PROVIDED ENTRIES:
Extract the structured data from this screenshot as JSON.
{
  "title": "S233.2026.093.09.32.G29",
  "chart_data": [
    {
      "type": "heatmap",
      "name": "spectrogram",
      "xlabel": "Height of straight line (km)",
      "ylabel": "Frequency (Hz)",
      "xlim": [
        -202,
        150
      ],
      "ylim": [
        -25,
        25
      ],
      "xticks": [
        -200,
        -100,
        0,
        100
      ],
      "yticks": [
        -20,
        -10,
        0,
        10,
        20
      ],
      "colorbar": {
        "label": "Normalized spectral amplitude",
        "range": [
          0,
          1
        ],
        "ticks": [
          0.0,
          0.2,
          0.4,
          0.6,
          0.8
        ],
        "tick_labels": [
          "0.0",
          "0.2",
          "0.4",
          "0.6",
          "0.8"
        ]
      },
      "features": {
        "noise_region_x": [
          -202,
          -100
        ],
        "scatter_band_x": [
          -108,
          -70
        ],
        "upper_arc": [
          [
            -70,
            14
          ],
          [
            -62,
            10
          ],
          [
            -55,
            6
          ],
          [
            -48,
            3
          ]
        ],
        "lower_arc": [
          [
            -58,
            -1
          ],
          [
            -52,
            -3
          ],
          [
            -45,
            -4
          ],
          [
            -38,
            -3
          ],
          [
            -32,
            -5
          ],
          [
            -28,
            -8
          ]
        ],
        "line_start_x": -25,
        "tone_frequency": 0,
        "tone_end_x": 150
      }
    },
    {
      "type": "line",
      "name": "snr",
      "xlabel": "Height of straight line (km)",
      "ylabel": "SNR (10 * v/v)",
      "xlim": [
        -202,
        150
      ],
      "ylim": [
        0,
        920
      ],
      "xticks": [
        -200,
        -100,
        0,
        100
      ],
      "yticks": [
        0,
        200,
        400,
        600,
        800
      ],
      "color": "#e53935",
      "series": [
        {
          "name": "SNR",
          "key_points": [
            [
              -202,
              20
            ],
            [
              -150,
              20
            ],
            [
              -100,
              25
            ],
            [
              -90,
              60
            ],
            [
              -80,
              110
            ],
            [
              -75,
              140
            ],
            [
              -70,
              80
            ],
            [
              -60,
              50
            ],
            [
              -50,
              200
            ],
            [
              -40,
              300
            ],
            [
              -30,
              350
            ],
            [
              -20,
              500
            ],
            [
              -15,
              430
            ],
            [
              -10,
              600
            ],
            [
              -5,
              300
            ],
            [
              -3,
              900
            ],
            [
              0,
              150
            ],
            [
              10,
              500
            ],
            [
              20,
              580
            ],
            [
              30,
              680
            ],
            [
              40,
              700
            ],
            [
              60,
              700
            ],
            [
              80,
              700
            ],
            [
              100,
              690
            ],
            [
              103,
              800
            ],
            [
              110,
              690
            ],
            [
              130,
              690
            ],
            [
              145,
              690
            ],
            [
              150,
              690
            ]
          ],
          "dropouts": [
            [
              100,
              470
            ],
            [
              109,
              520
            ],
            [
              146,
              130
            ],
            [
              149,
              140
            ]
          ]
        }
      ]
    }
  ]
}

TASK DESCRIPTION: Find every line with "ylabel" in the listing and state how many there are, nothing else.

EXPECTED ANSWER: 2